__SHORT PROBLEM__
Copy the records below word for word, keeping every line the same.
-- START --
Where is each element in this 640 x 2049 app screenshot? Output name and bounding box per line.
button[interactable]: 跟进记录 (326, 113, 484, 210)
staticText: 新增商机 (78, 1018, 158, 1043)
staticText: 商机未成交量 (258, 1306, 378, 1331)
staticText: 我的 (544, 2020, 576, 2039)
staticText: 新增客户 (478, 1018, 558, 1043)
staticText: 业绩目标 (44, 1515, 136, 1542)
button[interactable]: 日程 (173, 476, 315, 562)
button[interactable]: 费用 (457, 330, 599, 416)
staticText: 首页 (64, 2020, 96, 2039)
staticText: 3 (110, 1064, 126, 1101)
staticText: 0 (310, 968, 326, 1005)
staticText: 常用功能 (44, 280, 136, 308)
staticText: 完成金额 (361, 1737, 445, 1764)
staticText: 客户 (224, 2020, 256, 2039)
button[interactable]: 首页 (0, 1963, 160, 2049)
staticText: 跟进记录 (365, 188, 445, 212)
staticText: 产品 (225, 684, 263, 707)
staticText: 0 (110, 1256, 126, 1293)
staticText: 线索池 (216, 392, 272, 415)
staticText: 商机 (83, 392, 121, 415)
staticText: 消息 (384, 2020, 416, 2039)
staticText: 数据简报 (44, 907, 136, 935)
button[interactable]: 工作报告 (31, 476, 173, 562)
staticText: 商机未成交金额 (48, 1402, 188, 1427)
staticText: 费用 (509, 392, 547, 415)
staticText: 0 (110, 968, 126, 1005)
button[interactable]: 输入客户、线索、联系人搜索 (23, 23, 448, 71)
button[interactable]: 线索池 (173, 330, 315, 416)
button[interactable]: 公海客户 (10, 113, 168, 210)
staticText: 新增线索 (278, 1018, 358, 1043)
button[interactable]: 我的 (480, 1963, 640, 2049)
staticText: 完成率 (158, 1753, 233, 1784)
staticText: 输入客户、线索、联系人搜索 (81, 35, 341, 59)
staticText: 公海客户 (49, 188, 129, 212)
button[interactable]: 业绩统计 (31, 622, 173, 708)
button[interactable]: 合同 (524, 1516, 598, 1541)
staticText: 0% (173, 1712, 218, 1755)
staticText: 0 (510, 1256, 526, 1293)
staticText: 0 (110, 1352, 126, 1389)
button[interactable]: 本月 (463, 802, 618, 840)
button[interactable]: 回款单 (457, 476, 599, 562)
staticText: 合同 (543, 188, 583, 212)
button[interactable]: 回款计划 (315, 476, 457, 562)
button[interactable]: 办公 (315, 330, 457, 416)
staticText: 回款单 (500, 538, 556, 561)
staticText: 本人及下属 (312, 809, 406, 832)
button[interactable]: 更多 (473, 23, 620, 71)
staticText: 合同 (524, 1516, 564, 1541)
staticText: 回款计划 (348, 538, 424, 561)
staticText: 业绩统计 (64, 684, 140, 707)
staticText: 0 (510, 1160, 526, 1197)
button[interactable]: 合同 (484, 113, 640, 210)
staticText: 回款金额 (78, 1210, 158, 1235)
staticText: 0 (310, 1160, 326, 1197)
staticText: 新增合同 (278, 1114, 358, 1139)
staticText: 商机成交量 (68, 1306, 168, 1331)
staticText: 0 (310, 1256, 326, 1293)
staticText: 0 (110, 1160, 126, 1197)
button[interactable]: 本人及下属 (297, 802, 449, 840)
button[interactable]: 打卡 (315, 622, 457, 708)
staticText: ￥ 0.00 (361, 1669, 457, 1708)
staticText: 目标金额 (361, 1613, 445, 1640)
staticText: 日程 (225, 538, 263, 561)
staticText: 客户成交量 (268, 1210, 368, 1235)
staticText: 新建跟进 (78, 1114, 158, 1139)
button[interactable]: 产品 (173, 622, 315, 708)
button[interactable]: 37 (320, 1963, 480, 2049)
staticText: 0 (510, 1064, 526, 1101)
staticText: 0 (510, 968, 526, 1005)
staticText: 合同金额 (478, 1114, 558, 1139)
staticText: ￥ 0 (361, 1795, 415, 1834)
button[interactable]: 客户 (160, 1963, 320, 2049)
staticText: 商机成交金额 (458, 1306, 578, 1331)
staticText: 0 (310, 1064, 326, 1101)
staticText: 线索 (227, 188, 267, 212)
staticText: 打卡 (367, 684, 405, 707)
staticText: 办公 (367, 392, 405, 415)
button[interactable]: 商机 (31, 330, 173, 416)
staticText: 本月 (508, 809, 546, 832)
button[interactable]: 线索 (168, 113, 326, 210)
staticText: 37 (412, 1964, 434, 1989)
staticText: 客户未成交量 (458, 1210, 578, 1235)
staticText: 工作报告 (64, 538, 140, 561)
-- END --
__SOLUTION BELOW__
Where is each element in this 640 x 2049 app screenshot? Output name and bounding box per line.
button[interactable]: 跟进记录 (326, 113, 484, 210)
staticText: 新增商机 (78, 1018, 158, 1043)
staticText: 商机未成交量 (258, 1306, 378, 1331)
staticText: 我的 (544, 2020, 576, 2039)
staticText: 新增客户 (478, 1018, 558, 1043)
staticText: 业绩目标 (44, 1515, 136, 1542)
button[interactable]: 日程 (173, 476, 315, 562)
button[interactable]: 费用 (457, 330, 599, 416)
staticText: 首页 (64, 2020, 96, 2039)
staticText: 3 (110, 1064, 126, 1101)
staticText: 0 (310, 968, 326, 1005)
staticText: 常用功能 (44, 280, 136, 308)
staticText: 完成金额 (361, 1737, 445, 1764)
staticText: 客户 (224, 2020, 256, 2039)
button[interactable]: 首页 (0, 1963, 160, 2049)
staticText: 跟进记录 (365, 188, 445, 212)
staticText: 产品 (225, 684, 263, 707)
staticText: 0 (110, 1256, 126, 1293)
staticText: 线索池 (216, 392, 272, 415)
staticText: 商机 (83, 392, 121, 415)
staticText: 消息 (384, 2020, 416, 2039)
staticText: 数据简报 (44, 907, 136, 935)
button[interactable]: 工作报告 (31, 476, 173, 562)
staticText: 商机未成交金额 (48, 1402, 188, 1427)
staticText: 费用 (509, 392, 547, 415)
staticText: 0 (110, 968, 126, 1005)
button[interactable]: 输入客户、线索、联系人搜索 (23, 23, 448, 71)
button[interactable]: 线索池 (173, 330, 315, 416)
button[interactable]: 公海客户 (10, 113, 168, 210)
staticText: 新增线索 (278, 1018, 358, 1043)
button[interactable]: 我的 (480, 1963, 640, 2049)
staticText: 完成率 (158, 1753, 233, 1784)
staticText: 输入客户、线索、联系人搜索 (81, 35, 341, 59)
staticText: 公海客户 (49, 188, 129, 212)
button[interactable]: 业绩统计 (31, 622, 173, 708)
button[interactable]: 合同 (524, 1516, 598, 1541)
staticText: 0% (173, 1712, 218, 1755)
staticText: 0 (510, 1256, 526, 1293)
staticText: 0 (110, 1352, 126, 1389)
button[interactable]: 本月 (463, 802, 618, 840)
button[interactable]: 回款单 (457, 476, 599, 562)
staticText: 合同 (543, 188, 583, 212)
button[interactable]: 回款计划 (315, 476, 457, 562)
button[interactable]: 办公 (315, 330, 457, 416)
staticText: 回款单 (500, 538, 556, 561)
staticText: 本人及下属 (312, 809, 406, 832)
button[interactable]: 更多 (473, 23, 620, 71)
staticText: 合同 (524, 1516, 564, 1541)
staticText: 回款计划 (348, 538, 424, 561)
staticText: 业绩统计 (64, 684, 140, 707)
staticText: 0 (510, 1160, 526, 1197)
button[interactable]: 合同 (484, 113, 640, 210)
staticText: 回款金额 (78, 1210, 158, 1235)
staticText: 0 (310, 1160, 326, 1197)
staticText: 新增合同 (278, 1114, 358, 1139)
staticText: 商机成交量 (68, 1306, 168, 1331)
staticText: 0 (310, 1256, 326, 1293)
staticText: 0 (110, 1160, 126, 1197)
button[interactable]: 本人及下属 (297, 802, 449, 840)
button[interactable]: 打卡 (315, 622, 457, 708)
staticText: ￥ 0.00 (361, 1669, 457, 1708)
staticText: 目标金额 (361, 1613, 445, 1640)
staticText: 日程 (225, 538, 263, 561)
staticText: 客户成交量 (268, 1210, 368, 1235)
staticText: 新建跟进 (78, 1114, 158, 1139)
button[interactable]: 产品 (173, 622, 315, 708)
button[interactable]: 37 (320, 1963, 480, 2049)
staticText: 0 (510, 1064, 526, 1101)
staticText: 0 (510, 968, 526, 1005)
staticText: 合同金额 (478, 1114, 558, 1139)
staticText: ￥ 0 (361, 1795, 415, 1834)
button[interactable]: 客户 (160, 1963, 320, 2049)
staticText: 商机成交金额 (458, 1306, 578, 1331)
staticText: 0 (310, 1064, 326, 1101)
staticText: 线索 (227, 188, 267, 212)
staticText: 打卡 (367, 684, 405, 707)
staticText: 办公 (367, 392, 405, 415)
button[interactable]: 商机 (31, 330, 173, 416)
staticText: 本月 (508, 809, 546, 832)
button[interactable]: 线索 (168, 113, 326, 210)
staticText: 37 (412, 1964, 434, 1989)
staticText: 客户未成交量 (458, 1210, 578, 1235)
staticText: 工作报告 (64, 538, 140, 561)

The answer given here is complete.